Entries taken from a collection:
============================================================
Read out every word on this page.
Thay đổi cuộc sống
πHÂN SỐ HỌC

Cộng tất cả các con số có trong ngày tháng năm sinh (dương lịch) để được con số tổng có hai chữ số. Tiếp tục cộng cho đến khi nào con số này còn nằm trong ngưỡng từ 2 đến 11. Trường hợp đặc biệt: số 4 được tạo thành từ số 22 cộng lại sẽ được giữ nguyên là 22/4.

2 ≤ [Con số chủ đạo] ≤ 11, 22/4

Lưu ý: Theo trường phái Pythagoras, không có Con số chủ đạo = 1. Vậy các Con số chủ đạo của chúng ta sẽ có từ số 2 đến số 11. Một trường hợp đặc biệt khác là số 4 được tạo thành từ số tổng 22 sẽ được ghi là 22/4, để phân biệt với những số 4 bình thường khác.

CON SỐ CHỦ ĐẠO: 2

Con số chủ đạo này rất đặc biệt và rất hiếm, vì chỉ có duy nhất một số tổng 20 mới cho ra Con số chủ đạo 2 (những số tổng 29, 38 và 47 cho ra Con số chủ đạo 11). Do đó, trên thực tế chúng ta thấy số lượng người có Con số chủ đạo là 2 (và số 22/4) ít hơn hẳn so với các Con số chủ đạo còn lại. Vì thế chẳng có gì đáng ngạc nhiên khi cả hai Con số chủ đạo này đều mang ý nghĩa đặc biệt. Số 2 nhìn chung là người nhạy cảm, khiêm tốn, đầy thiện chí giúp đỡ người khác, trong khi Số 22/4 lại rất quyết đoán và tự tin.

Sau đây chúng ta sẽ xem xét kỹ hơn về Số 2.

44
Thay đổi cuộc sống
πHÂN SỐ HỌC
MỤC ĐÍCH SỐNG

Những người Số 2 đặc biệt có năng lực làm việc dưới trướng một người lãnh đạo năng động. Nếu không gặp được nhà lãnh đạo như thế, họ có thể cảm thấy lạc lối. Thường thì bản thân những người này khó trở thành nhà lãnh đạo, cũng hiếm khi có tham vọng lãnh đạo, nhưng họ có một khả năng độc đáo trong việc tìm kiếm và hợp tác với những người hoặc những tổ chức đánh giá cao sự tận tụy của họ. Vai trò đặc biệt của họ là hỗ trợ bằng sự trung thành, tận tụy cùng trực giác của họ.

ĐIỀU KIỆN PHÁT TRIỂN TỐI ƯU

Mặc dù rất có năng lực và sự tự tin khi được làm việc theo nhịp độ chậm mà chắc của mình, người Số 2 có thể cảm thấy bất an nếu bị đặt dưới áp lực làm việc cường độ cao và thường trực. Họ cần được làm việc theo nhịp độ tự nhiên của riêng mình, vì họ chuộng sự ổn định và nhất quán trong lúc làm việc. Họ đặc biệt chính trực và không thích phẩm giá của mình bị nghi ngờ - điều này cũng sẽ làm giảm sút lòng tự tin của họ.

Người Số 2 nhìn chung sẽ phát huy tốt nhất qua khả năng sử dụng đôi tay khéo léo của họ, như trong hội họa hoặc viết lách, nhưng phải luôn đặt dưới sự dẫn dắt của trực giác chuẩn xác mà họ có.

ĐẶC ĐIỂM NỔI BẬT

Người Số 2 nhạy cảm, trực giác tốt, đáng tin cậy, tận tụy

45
============================================================
Task statement
Repeat the data above exactly.

The output
Read out every word on this page.
Thay đổi cuộc sống
πHÂN SỐ HỌC

Cộng tất cả các con số có trong ngày tháng năm sinh (dương lịch) để được con số tổng có hai chữ số. Tiếp tục cộng cho đến khi nào con số này còn nằm trong ngưỡng từ 2 đến 11. Trường hợp đặc biệt: số 4 được tạo thành từ số 22 cộng lại sẽ được giữ nguyên là 22/4.

2 ≤ [Con số chủ đạo] ≤ 11, 22/4

Lưu ý: Theo trường phái Pythagoras, không có Con số chủ đạo = 1. Vậy các Con số chủ đạo của chúng ta sẽ có từ số 2 đến số 11. Một trường hợp đặc biệt khác là số 4 được tạo thành từ số tổng 22 sẽ được ghi là 22/4, để phân biệt với những số 4 bình thường khác.

CON SỐ CHỦ ĐẠO: 2

Con số chủ đạo này rất đặc biệt và rất hiếm, vì chỉ có duy nhất một số tổng 20 mới cho ra Con số chủ đạo 2 (những số tổng 29, 38 và 47 cho ra Con số chủ đạo 11). Do đó, trên thực tế chúng ta thấy số lượng người có Con số chủ đạo là 2 (và số 22/4) ít hơn hẳn so với các Con số chủ đạo còn lại. Vì thế chẳng có gì đáng ngạc nhiên khi cả hai Con số chủ đạo này đều mang ý nghĩa đặc biệt. Số 2 nhìn chung là người nhạy cảm, khiêm tốn, đầy thiện chí giúp đỡ người khác, trong khi Số 22/4 lại rất quyết đoán và tự tin.

Sau đây chúng ta sẽ xem xét kỹ hơn về Số 2.

44
Thay đổi cuộc sống
πHÂN SỐ HỌC
MỤC ĐÍCH SỐNG

Những người Số 2 đặc biệt có năng lực làm việc dưới trướng một người lãnh đạo năng động. Nếu không gặp được nhà lãnh đạo như thế, họ có thể cảm thấy lạc lối. Thường thì bản thân những người này khó trở thành nhà lãnh đạo, cũng hiếm khi có tham vọng lãnh đạo, nhưng họ có một khả năng độc đáo trong việc tìm kiếm và hợp tác với những người hoặc những tổ chức đánh giá cao sự tận tụy của họ. Vai trò đặc biệt của họ là hỗ trợ bằng sự trung thành, tận tụy cùng trực giác của họ.

ĐIỀU KIỆN PHÁT TRIỂN TỐI ƯU

Mặc dù rất có năng lực và sự tự tin khi được làm việc theo nhịp độ chậm mà chắc của mình, người Số 2 có thể cảm thấy bất an nếu bị đặt dưới áp lực làm việc cường độ cao và thường trực. Họ cần được làm việc theo nhịp độ tự nhiên của riêng mình, vì họ chuộng sự ổn định và nhất quán trong lúc làm việc. Họ đặc biệt chính trực và không thích phẩm giá của mình bị nghi ngờ - điều này cũng sẽ làm giảm sút lòng tự tin của họ.

Người Số 2 nhìn chung sẽ phát huy tốt nhất qua khả năng sử dụng đôi tay khéo léo của họ, như trong hội họa hoặc viết lách, nhưng phải luôn đặt dưới sự dẫn dắt của trực giác chuẩn xác mà họ có.

ĐẶC ĐIỂM NỔI BẬT

Người Số 2 nhạy cảm, trực giác tốt, đáng tin cậy, tận tụy

45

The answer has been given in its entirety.